Figure record extracts
----------------------------------------
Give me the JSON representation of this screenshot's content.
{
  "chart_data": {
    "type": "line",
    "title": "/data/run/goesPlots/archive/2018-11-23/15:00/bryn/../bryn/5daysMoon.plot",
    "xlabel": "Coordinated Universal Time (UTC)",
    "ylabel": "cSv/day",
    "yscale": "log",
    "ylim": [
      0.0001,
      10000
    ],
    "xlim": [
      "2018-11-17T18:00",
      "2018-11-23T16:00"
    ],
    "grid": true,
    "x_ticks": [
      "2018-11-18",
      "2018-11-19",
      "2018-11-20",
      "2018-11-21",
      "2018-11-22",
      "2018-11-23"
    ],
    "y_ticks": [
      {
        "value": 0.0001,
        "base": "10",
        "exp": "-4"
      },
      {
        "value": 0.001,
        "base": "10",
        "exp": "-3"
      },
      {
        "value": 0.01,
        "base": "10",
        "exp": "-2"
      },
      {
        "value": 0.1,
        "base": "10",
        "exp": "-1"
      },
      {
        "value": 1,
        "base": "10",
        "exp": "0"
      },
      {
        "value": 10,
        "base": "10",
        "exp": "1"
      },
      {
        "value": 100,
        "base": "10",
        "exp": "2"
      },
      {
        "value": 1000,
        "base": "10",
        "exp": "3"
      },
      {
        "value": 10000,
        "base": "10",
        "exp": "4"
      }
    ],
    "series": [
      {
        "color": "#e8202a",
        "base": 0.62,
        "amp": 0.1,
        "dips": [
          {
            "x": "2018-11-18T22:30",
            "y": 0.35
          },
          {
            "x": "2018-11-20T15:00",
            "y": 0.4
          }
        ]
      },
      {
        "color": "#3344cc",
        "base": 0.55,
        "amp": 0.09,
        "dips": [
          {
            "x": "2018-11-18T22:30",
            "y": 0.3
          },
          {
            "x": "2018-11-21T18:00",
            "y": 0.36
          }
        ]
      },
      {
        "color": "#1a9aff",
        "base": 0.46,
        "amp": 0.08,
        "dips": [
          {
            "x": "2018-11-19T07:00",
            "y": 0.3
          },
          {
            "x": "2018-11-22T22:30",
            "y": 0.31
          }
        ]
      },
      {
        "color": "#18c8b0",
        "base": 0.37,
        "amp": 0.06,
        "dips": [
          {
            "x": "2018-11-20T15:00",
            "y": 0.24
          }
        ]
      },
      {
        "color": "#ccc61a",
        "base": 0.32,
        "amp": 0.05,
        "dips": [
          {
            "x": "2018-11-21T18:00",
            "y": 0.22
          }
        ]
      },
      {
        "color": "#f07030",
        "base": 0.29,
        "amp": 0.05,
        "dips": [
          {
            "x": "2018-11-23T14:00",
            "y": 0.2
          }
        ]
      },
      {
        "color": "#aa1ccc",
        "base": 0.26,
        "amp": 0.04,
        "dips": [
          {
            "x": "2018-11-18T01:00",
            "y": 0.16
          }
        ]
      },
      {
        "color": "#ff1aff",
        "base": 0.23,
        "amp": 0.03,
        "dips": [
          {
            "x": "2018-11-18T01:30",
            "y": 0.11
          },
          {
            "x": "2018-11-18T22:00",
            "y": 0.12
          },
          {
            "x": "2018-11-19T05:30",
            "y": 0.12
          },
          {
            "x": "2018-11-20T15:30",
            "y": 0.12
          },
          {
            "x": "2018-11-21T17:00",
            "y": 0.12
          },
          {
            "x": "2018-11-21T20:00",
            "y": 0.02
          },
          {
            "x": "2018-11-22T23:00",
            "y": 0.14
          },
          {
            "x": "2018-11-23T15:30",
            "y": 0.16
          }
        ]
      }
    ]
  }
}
----------------------------------------
| Task to complete |
Print out all the entries precisely as written.

| Output |
Give me the JSON representation of this screenshot's content.
{
  "chart_data": {
    "type": "line",
    "title": "/data/run/goesPlots/archive/2018-11-23/15:00/bryn/../bryn/5daysMoon.plot",
    "xlabel": "Coordinated Universal Time (UTC)",
    "ylabel": "cSv/day",
    "yscale": "log",
    "ylim": [
      0.0001,
      10000
    ],
    "xlim": [
      "2018-11-17T18:00",
      "2018-11-23T16:00"
    ],
    "grid": true,
    "x_ticks": [
      "2018-11-18",
      "2018-11-19",
      "2018-11-20",
      "2018-11-21",
      "2018-11-22",
      "2018-11-23"
    ],
    "y_ticks": [
      {
        "value": 0.0001,
        "base": "10",
        "exp": "-4"
      },
      {
        "value": 0.001,
        "base": "10",
        "exp": "-3"
      },
      {
        "value": 0.01,
        "base": "10",
        "exp": "-2"
      },
      {
        "value": 0.1,
        "base": "10",
        "exp": "-1"
      },
      {
        "value": 1,
        "base": "10",
        "exp": "0"
      },
      {
        "value": 10,
        "base": "10",
        "exp": "1"
      },
      {
        "value": 100,
        "base": "10",
        "exp": "2"
      },
      {
        "value": 1000,
        "base": "10",
        "exp": "3"
      },
      {
        "value": 10000,
        "base": "10",
        "exp": "4"
      }
    ],
    "series": [
      {
        "color": "#e8202a",
        "base": 0.62,
        "amp": 0.1,
        "dips": [
          {
            "x": "2018-11-18T22:30",
            "y": 0.35
          },
          {
            "x": "2018-11-20T15:00",
            "y": 0.4
          }
        ]
      },
      {
        "color": "#3344cc",
        "base": 0.55,
        "amp": 0.09,
        "dips": [
          {
            "x": "2018-11-18T22:30",
            "y": 0.3
          },
          {
            "x": "2018-11-21T18:00",
            "y": 0.36
          }
        ]
      },
      {
        "color": "#1a9aff",
        "base": 0.46,
        "amp": 0.08,
        "dips": [
          {
            "x": "2018-11-19T07:00",
            "y": 0.3
          },
          {
            "x": "2018-11-22T22:30",
            "y": 0.31
          }
        ]
      },
      {
        "color": "#18c8b0",
        "base": 0.37,
        "amp": 0.06,
        "dips": [
          {
            "x": "2018-11-20T15:00",
            "y": 0.24
          }
        ]
      },
      {
        "color": "#ccc61a",
        "base": 0.32,
        "amp": 0.05,
        "dips": [
          {
            "x": "2018-11-21T18:00",
            "y": 0.22
          }
        ]
      },
      {
        "color": "#f07030",
        "base": 0.29,
        "amp": 0.05,
        "dips": [
          {
            "x": "2018-11-23T14:00",
            "y": 0.2
          }
        ]
      },
      {
        "color": "#aa1ccc",
        "base": 0.26,
        "amp": 0.04,
        "dips": [
          {
            "x": "2018-11-18T01:00",
            "y": 0.16
          }
        ]
      },
      {
        "color": "#ff1aff",
        "base": 0.23,
        "amp": 0.03,
        "dips": [
          {
            "x": "2018-11-18T01:30",
            "y": 0.11
          },
          {
            "x": "2018-11-18T22:00",
            "y": 0.12
          },
          {
            "x": "2018-11-19T05:30",
            "y": 0.12
          },
          {
            "x": "2018-11-20T15:30",
            "y": 0.12
          },
          {
            "x": "2018-11-21T17:00",
            "y": 0.12
          },
          {
            "x": "2018-11-21T20:00",
            "y": 0.02
          },
          {
            "x": "2018-11-22T23:00",
            "y": 0.14
          },
          {
            "x": "2018-11-23T15:30",
            "y": 0.16
          }
        ]
      }
    ]
  }
}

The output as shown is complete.